> **Selected text**:
Houston Metro is close to signing contracts on four new rail linesHouston Light Rail Network

Houston, which currently operates one light rail line along its Main Street corridor, has been planning for a large expansion over the past several years, and it is close to beginning construction on four new lines, all of which will open by 2012. The corridors, summarized in the schematic map to the right, will connect downtown Houston to the northern, eastern, and southeastern sides of the city, as well as provide a connector within the Uptown neighborhood. The University line, which will connect the existing 7.5-mile Main Street line to the Uptown line, will begin construction later as it is still in the design stage after years of conflict over its precise alignment. All together, the planned corridors will add 30.2 miles of light rail to the city.

The Metro Solutions Plan, which guides transit development in Houston, estimated last year that the lines will cost a total of $2.6 billion to build, though the contract which is likely to be finalized over the next few days with Parsons Transportation Group will clarify construction costs for the system.

> **Excerpted records**:
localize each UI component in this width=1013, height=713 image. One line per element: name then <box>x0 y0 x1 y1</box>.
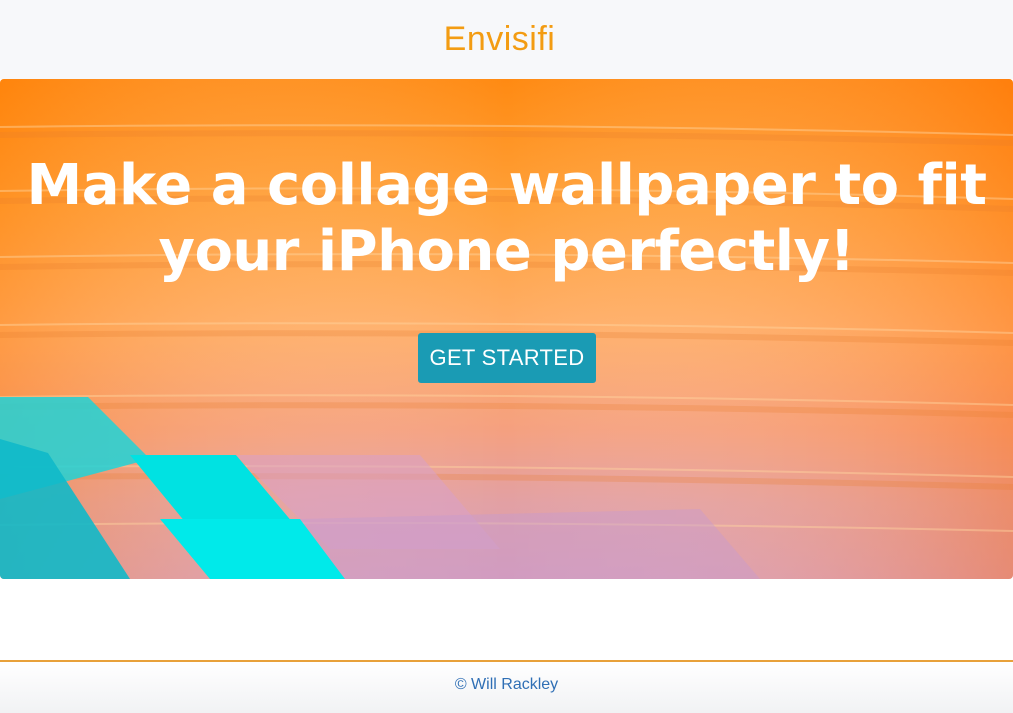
hero-title-line-1: Make a collage wallpaper to fit <box>26 153 987 218</box>
navbar: Envisifi <box>0 0 1013 79</box>
get-started-button[interactable]: GET STARTED <box>418 333 596 383</box>
brand-logo-link[interactable]: Envisifi <box>444 20 556 59</box>
hero-banner: Make a collage wallpaper to fit your iPh… <box>0 79 1013 579</box>
hero-title-line-2: your iPhone perfectly! <box>158 219 855 284</box>
footer-copyright: © Will Rackley <box>454 675 559 693</box>
hero-title: Make a collage wallpaper to fit your iPh… <box>0 153 1013 285</box>
footer: © Will Rackley <box>0 660 1013 713</box>
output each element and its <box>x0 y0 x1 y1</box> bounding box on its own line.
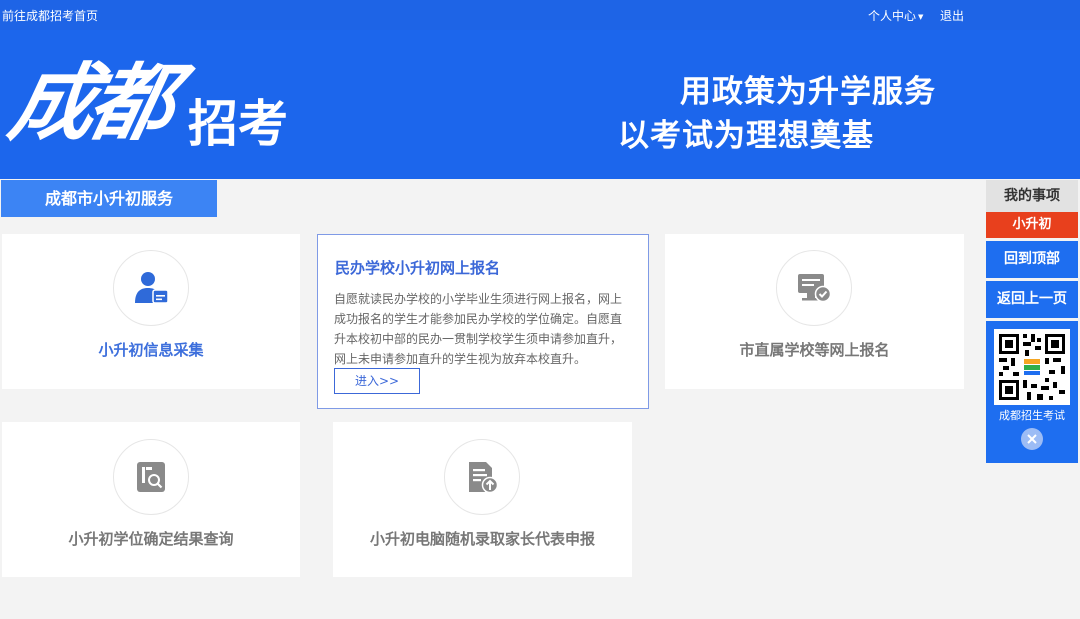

> **Exercises to complete**:
- 1) Extract the passage of the Houston rail expansion text from "Houston, which currently" up to and including "to the city.", copying it word for word.
- 2) Write what comes next in the Houston light rail text, picking up after its final sentence.

> **Answers for the tasks**:
- 1)
Houston, which currently operates one light rail line along its Main Street corridor, has been planning for a large expansion over the past several years, and it is close to beginning construction on four new lines, all of which will open by 2012. The corridors, summarized in the schematic map to the right, will connect downtown Houston to the northern, eastern, and southeastern sides of the city, as well as provide a connector within the Uptown neighborhood. The University line, which will connect the existing 7.5-mile Main Street line to the Uptown line, will begin construction later as it is still in the design stage after years of conflict over its precise alignment. All together, the planned corridors will add 30.2 miles of light rail to the city.

- 2)
Residents of Houston approved the transportation plan’s five light rail corridors in 2003 by a 52 to 48% margin, but by 2005, facing increasing problems guaranteeing funding from the federal government, the city decided to transform plans for some of the lines to light rail-ready bus rapid transit corridors. Former House Majority Leader Tom Delay (R-TX), from Houston, was an especially strident critic of light rail and single-handedly cut off Federal Transit Authority funding for rail to the city. In 2007, after Mr. Delay’s dramatic fall from power and the takeover of Congress by more transit-friendly Democrats, Metro reversed its decision, deciding finally that building light rail from the start would make the most sense.

Houston’s new push for light rail is good news for the United States’ fourth-largest city, with 2.2 million inhabitants in the city itself and 5.6 million in the metro area. Its Main Street corridor has been incredibly successful, with the second-highest light rail ridership per mile in the country after Boston’s Green Line, serving about 40,000 riders a day overall. Further corridors, especially those connecting to the University of Houston and to the very popular Uptown area, will likely be equally popular.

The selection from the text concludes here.